--- begin Material shown ---

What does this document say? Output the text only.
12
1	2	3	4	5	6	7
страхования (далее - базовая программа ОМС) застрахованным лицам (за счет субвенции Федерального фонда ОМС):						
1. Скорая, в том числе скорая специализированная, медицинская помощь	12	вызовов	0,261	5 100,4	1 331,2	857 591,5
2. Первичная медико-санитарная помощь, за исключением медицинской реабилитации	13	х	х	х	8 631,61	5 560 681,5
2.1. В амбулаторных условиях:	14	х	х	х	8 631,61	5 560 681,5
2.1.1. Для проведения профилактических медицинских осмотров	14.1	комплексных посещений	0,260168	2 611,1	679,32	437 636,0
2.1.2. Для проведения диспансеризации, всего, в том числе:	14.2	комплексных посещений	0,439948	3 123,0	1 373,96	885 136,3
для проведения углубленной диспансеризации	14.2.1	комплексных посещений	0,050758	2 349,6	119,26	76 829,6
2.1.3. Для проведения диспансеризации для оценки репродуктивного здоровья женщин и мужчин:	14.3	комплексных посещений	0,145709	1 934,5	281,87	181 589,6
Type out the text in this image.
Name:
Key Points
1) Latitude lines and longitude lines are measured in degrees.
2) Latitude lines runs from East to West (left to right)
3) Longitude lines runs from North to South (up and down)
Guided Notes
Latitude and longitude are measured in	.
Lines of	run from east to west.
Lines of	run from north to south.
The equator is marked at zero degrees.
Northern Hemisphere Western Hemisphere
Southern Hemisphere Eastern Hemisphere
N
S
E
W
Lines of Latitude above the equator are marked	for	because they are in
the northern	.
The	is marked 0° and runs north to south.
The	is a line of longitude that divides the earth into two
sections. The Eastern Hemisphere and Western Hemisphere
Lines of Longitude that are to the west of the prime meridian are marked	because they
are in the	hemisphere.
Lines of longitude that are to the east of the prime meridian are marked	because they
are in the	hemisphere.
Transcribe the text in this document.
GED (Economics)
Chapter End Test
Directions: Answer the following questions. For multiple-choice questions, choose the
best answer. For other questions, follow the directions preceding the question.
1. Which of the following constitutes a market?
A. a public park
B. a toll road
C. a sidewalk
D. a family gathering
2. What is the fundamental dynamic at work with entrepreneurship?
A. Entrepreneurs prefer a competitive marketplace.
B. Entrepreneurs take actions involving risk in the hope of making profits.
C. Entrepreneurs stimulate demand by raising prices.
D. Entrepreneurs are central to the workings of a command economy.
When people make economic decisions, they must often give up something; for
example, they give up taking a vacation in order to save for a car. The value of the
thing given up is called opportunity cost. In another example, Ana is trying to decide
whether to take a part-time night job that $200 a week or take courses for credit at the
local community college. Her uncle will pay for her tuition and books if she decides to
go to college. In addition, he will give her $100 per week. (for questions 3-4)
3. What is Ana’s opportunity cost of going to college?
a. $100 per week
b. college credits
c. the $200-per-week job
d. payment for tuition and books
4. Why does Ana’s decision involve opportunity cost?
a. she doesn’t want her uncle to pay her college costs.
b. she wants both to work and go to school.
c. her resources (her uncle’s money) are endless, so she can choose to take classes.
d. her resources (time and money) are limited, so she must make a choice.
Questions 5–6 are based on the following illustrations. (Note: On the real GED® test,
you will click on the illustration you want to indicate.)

--- end Material shown ---

* Given exercise: Everything in the listing above should be restated exactly.

* Exercise response:
What does this document say? Output the text only.
12
1	2	3	4	5	6	7
страхования (далее - базовая программа ОМС) застрахованным лицам (за счет субвенции Федерального фонда ОМС):						
1. Скорая, в том числе скорая специализированная, медицинская помощь	12	вызовов	0,261	5 100,4	1 331,2	857 591,5
2. Первичная медико-санитарная помощь, за исключением медицинской реабилитации	13	х	х	х	8 631,61	5 560 681,5
2.1. В амбулаторных условиях:	14	х	х	х	8 631,61	5 560 681,5
2.1.1. Для проведения профилактических медицинских осмотров	14.1	комплексных посещений	0,260168	2 611,1	679,32	437 636,0
2.1.2. Для проведения диспансеризации, всего, в том числе:	14.2	комплексных посещений	0,439948	3 123,0	1 373,96	885 136,3
для проведения углубленной диспансеризации	14.2.1	комплексных посещений	0,050758	2 349,6	119,26	76 829,6
2.1.3. Для проведения диспансеризации для оценки репродуктивного здоровья женщин и мужчин:	14.3	комплексных посещений	0,145709	1 934,5	281,87	181 589,6
Type out the text in this image.
Name:
Key Points
1) Latitude lines and longitude lines are measured in degrees.
2) Latitude lines runs from East to West (left to right)
3) Longitude lines runs from North to South (up and down)
Guided Notes
Latitude and longitude are measured in	.
Lines of	run from east to west.
Lines of	run from north to south.
The equator is marked at zero degrees.
Northern Hemisphere Western Hemisphere
Southern Hemisphere Eastern Hemisphere
N
S
E
W
Lines of Latitude above the equator are marked	for	because they are in
the northern	.
The	is marked 0° and runs north to south.
The	is a line of longitude that divides the earth into two
sections. The Eastern Hemisphere and Western Hemisphere
Lines of Longitude that are to the west of the prime meridian are marked	because they
are in the	hemisphere.
Lines of longitude that are to the east of the prime meridian are marked	because they
are in the	hemisphere.
Transcribe the text in this document.
GED (Economics)
Chapter End Test
Directions: Answer the following questions. For multiple-choice questions, choose the
best answer. For other questions, follow the directions preceding the question.
1. Which of the following constitutes a market?
A. a public park
B. a toll road
C. a sidewalk
D. a family gathering
2. What is the fundamental dynamic at work with entrepreneurship?
A. Entrepreneurs prefer a competitive marketplace.
B. Entrepreneurs take actions involving risk in the hope of making profits.
C. Entrepreneurs stimulate demand by raising prices.
D. Entrepreneurs are central to the workings of a command economy.
When people make economic decisions, they must often give up something; for
example, they give up taking a vacation in order to save for a car. The value of the
thing given up is called opportunity cost. In another example, Ana is trying to decide
whether to take a part-time night job that $200 a week or take courses for credit at the
local community college. Her uncle will pay for her tuition and books if she decides to
go to college. In addition, he will give her $100 per week. (for questions 3-4)
3. What is Ana’s opportunity cost of going to college?
a. $100 per week
b. college credits
c. the $200-per-week job
d. payment for tuition and books
4. Why does Ana’s decision involve opportunity cost?
a. she doesn’t want her uncle to pay her college costs.
b. she wants both to work and go to school.
c. her resources (her uncle’s money) are endless, so she can choose to take classes.
d. her resources (time and money) are limited, so she must make a choice.
Questions 5–6 are based on the following illustrations. (Note: On the real GED® test,
you will click on the illustration you want to indicate.)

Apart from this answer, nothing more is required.